Data entries:
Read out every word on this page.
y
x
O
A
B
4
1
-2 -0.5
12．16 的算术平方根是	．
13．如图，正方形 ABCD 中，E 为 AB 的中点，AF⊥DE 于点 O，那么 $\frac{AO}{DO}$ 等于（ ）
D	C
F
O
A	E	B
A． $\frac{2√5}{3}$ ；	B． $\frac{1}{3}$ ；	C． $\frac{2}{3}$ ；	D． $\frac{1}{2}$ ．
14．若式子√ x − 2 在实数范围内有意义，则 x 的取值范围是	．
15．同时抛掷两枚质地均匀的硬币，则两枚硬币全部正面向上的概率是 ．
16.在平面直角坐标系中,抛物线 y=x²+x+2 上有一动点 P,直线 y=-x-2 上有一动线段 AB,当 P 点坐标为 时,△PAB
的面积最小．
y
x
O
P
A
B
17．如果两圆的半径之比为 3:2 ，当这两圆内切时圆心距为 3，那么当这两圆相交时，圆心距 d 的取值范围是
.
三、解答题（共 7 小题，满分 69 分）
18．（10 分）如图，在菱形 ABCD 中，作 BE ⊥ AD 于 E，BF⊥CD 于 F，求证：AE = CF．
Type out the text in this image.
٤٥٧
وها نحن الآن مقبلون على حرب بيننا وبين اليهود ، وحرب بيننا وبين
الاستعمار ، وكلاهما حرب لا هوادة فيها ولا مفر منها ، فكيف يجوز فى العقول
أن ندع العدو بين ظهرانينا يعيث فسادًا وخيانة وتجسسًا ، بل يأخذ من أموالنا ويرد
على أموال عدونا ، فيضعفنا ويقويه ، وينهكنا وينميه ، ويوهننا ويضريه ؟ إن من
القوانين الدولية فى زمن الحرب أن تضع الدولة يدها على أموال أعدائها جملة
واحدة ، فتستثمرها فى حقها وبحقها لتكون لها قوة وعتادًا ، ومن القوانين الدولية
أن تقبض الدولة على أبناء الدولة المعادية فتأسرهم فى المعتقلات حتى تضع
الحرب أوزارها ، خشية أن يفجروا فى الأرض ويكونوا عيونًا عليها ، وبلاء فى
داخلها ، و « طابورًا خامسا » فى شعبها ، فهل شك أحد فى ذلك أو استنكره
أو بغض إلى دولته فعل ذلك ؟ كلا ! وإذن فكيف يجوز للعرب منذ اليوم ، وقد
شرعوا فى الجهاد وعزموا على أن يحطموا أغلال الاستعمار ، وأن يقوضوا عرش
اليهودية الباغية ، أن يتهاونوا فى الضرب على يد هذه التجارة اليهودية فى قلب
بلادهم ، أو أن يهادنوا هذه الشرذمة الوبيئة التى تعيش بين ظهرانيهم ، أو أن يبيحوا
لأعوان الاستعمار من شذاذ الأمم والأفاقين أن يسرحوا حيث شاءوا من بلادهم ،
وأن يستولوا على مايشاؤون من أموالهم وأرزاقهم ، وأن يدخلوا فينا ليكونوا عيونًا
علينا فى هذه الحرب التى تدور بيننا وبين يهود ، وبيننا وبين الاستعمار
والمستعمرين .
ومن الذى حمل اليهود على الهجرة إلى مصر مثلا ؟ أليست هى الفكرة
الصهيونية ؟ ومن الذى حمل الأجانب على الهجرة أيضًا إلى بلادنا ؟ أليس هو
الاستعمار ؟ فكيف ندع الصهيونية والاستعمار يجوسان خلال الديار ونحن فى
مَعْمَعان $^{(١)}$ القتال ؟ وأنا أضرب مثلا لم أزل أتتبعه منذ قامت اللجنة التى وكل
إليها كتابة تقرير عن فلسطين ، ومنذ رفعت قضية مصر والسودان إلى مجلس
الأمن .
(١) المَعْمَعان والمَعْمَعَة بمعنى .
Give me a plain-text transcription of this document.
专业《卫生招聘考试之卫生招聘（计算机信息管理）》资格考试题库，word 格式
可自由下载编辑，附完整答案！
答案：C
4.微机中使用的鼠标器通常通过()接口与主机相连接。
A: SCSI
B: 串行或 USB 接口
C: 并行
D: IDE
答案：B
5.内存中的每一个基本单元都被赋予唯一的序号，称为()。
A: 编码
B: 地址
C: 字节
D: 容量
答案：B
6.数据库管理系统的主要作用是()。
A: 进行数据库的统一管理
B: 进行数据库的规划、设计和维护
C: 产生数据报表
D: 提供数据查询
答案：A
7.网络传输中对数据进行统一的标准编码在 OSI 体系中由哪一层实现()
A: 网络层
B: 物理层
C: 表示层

## YOUR INSTRUCTIONS:
Set down the listing in full, keeping every word exactly as it is.

## OUTPUT:
Read out every word on this page.
y
x
O
A
B
4
1
-2 -0.5
12．16 的算术平方根是	．
13．如图，正方形 ABCD 中，E 为 AB 的中点，AF⊥DE 于点 O，那么 $\frac{AO}{DO}$ 等于（ ）
D	C
F
O
A	E	B
A． $\frac{2√5}{3}$ ；	B． $\frac{1}{3}$ ；	C． $\frac{2}{3}$ ；	D． $\frac{1}{2}$ ．
14．若式子√ x − 2 在实数范围内有意义，则 x 的取值范围是	．
15．同时抛掷两枚质地均匀的硬币，则两枚硬币全部正面向上的概率是 ．
16.在平面直角坐标系中,抛物线 y=x²+x+2 上有一动点 P,直线 y=-x-2 上有一动线段 AB,当 P 点坐标为 时,△PAB
的面积最小．
y
x
O
P
A
B
17．如果两圆的半径之比为 3:2 ，当这两圆内切时圆心距为 3，那么当这两圆相交时，圆心距 d 的取值范围是
.
三、解答题（共 7 小题，满分 69 分）
18．（10 分）如图，在菱形 ABCD 中，作 BE ⊥ AD 于 E，BF⊥CD 于 F，求证：AE = CF．
Type out the text in this image.
٤٥٧
وها نحن الآن مقبلون على حرب بيننا وبين اليهود ، وحرب بيننا وبين
الاستعمار ، وكلاهما حرب لا هوادة فيها ولا مفر منها ، فكيف يجوز فى العقول
أن ندع العدو بين ظهرانينا يعيث فسادًا وخيانة وتجسسًا ، بل يأخذ من أموالنا ويرد
على أموال عدونا ، فيضعفنا ويقويه ، وينهكنا وينميه ، ويوهننا ويضريه ؟ إن من
القوانين الدولية فى زمن الحرب أن تضع الدولة يدها على أموال أعدائها جملة
واحدة ، فتستثمرها فى حقها وبحقها لتكون لها قوة وعتادًا ، ومن القوانين الدولية
أن تقبض الدولة على أبناء الدولة المعادية فتأسرهم فى المعتقلات حتى تضع
الحرب أوزارها ، خشية أن يفجروا فى الأرض ويكونوا عيونًا عليها ، وبلاء فى
داخلها ، و « طابورًا خامسا » فى شعبها ، فهل شك أحد فى ذلك أو استنكره
أو بغض إلى دولته فعل ذلك ؟ كلا ! وإذن فكيف يجوز للعرب منذ اليوم ، وقد
شرعوا فى الجهاد وعزموا على أن يحطموا أغلال الاستعمار ، وأن يقوضوا عرش
اليهودية الباغية ، أن يتهاونوا فى الضرب على يد هذه التجارة اليهودية فى قلب
بلادهم ، أو أن يهادنوا هذه الشرذمة الوبيئة التى تعيش بين ظهرانيهم ، أو أن يبيحوا
لأعوان الاستعمار من شذاذ الأمم والأفاقين أن يسرحوا حيث شاءوا من بلادهم ،
وأن يستولوا على مايشاؤون من أموالهم وأرزاقهم ، وأن يدخلوا فينا ليكونوا عيونًا
علينا فى هذه الحرب التى تدور بيننا وبين يهود ، وبيننا وبين الاستعمار
والمستعمرين .
ومن الذى حمل اليهود على الهجرة إلى مصر مثلا ؟ أليست هى الفكرة
الصهيونية ؟ ومن الذى حمل الأجانب على الهجرة أيضًا إلى بلادنا ؟ أليس هو
الاستعمار ؟ فكيف ندع الصهيونية والاستعمار يجوسان خلال الديار ونحن فى
مَعْمَعان $^{(١)}$ القتال ؟ وأنا أضرب مثلا لم أزل أتتبعه منذ قامت اللجنة التى وكل
إليها كتابة تقرير عن فلسطين ، ومنذ رفعت قضية مصر والسودان إلى مجلس
الأمن .
(١) المَعْمَعان والمَعْمَعَة بمعنى .
Give me a plain-text transcription of this document.
专业《卫生招聘考试之卫生招聘（计算机信息管理）》资格考试题库，word 格式
可自由下载编辑，附完整答案！
答案：C
4.微机中使用的鼠标器通常通过()接口与主机相连接。
A: SCSI
B: 串行或 USB 接口
C: 并行
D: IDE
答案：B
5.内存中的每一个基本单元都被赋予唯一的序号，称为()。
A: 编码
B: 地址
C: 字节
D: 容量
答案：B
6.数据库管理系统的主要作用是()。
A: 进行数据库的统一管理
B: 进行数据库的规划、设计和维护
C: 产生数据报表
D: 提供数据查询
答案：A
7.网络传输中对数据进行统一的标准编码在 OSI 体系中由哪一层实现()
A: 网络层
B: 物理层
C: 表示层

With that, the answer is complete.